WRITTEN REQUEST >> Among the entries below, find the lines with "What" and copy them.

PROVIDED DATA >>
□ □ □ □ □

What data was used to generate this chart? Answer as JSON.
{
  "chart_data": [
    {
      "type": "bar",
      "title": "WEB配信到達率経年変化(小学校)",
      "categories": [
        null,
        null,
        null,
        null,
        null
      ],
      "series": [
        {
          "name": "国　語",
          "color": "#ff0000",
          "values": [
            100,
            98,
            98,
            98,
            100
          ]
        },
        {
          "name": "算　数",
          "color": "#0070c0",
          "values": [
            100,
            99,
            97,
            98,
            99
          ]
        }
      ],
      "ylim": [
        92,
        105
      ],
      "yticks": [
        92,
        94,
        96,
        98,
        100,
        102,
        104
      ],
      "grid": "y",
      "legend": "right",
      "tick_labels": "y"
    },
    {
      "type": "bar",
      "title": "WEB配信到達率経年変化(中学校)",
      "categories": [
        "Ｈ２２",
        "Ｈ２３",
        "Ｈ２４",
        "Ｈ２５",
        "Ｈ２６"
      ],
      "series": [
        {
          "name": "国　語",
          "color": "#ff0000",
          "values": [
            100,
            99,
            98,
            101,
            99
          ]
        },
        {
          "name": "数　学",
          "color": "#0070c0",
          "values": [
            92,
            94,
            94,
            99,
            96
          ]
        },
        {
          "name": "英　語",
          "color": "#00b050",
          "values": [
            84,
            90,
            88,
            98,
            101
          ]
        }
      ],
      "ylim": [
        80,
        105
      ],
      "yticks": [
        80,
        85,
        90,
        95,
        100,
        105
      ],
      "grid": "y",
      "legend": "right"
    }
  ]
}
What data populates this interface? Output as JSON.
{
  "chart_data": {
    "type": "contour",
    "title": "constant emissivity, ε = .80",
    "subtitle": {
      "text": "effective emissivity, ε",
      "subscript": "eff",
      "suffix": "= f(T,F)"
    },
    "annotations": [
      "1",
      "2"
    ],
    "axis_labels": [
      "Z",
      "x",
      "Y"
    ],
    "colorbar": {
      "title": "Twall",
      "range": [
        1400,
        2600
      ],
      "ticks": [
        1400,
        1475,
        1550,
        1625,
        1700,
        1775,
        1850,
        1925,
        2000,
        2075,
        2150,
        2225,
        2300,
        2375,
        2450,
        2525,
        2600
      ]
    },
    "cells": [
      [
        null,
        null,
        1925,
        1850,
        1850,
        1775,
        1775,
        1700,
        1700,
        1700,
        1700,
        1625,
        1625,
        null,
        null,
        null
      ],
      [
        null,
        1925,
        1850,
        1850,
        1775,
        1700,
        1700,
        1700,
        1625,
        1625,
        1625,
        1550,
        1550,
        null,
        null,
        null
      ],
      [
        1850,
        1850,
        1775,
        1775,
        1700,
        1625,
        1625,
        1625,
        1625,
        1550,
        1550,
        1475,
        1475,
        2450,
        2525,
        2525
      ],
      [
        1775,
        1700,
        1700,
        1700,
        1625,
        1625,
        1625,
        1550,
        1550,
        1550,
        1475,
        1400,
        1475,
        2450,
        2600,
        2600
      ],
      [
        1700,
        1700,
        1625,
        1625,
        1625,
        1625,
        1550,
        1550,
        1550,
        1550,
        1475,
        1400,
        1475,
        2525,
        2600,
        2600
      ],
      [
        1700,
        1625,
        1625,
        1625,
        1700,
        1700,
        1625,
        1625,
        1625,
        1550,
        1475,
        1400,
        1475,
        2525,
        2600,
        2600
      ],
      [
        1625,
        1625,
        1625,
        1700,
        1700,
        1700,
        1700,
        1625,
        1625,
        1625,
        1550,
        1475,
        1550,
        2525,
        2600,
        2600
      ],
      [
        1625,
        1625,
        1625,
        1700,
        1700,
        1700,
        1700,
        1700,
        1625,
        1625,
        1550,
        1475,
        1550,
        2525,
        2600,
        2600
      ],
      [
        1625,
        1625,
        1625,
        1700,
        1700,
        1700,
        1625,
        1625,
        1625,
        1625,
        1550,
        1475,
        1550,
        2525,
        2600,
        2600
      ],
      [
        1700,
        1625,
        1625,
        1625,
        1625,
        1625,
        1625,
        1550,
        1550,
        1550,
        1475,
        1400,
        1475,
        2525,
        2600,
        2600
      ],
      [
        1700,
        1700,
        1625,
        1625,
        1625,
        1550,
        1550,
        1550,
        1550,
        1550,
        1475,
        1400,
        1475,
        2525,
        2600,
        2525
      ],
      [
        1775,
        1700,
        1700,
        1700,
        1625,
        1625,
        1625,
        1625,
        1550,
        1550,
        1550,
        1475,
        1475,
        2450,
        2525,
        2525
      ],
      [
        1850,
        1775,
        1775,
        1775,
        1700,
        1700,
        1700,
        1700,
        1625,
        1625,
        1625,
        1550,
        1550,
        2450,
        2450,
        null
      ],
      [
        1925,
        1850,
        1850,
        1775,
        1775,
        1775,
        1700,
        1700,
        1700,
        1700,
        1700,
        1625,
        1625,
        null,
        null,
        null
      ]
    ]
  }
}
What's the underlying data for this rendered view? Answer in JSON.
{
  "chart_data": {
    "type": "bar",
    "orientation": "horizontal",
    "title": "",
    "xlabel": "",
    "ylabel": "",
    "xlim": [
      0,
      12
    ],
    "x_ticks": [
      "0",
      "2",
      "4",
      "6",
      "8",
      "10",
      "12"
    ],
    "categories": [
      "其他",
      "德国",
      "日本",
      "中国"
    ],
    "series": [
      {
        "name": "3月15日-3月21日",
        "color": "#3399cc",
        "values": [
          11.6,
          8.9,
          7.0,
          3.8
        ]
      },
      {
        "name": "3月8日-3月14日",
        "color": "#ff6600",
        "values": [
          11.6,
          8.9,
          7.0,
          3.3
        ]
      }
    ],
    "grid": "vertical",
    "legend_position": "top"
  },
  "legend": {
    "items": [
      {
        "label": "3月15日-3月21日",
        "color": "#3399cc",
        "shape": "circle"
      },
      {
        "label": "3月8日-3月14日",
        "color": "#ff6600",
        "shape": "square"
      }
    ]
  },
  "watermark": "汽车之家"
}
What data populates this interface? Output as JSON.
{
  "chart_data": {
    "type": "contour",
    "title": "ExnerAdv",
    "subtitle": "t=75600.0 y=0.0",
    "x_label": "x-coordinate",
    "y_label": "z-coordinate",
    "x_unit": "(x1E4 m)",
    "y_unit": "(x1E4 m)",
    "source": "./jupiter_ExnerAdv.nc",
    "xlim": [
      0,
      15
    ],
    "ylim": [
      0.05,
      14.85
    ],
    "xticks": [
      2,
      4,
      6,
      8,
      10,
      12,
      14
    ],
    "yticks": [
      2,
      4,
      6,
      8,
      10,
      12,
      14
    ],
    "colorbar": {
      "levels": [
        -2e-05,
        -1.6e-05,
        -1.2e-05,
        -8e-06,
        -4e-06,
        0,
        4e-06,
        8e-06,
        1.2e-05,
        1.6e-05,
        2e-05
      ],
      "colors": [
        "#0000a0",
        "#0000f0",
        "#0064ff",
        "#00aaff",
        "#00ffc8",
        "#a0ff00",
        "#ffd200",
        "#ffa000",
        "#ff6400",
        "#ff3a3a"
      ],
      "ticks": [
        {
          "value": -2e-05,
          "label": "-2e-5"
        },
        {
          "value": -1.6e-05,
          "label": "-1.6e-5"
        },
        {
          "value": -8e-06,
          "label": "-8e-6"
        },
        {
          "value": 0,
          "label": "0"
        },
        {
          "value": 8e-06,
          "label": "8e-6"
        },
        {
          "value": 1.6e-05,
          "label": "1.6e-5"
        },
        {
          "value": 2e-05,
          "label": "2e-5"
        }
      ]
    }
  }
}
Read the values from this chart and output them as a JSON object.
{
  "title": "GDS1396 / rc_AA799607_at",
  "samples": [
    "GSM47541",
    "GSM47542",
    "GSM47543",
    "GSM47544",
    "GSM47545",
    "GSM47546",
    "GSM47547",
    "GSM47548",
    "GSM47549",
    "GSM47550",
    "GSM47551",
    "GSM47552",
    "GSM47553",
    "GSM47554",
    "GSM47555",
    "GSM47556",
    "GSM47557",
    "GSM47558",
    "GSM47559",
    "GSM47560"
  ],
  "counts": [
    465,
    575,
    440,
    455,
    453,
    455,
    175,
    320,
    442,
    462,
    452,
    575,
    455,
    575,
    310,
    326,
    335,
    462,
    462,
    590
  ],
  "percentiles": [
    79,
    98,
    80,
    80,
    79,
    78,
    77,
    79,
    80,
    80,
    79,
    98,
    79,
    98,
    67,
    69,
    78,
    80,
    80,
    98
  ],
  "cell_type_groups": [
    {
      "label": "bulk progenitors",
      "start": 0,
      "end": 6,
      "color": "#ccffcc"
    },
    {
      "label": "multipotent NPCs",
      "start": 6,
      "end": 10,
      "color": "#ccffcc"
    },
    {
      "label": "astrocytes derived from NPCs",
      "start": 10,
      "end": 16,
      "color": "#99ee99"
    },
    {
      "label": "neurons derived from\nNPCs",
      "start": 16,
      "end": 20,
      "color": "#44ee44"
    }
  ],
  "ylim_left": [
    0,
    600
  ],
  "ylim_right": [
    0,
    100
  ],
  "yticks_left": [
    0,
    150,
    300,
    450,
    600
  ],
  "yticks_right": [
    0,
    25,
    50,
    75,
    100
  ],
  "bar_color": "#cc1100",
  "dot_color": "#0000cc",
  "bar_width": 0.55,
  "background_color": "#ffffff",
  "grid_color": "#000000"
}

□ □ □ □ □

EXERCISE OUTPUT >>
What data was used to generate this chart? Answer as JSON.
What data populates this interface? Output as JSON.
What's the underlying data for this rendered view? Answer in JSON.
What data populates this interface? Output as JSON.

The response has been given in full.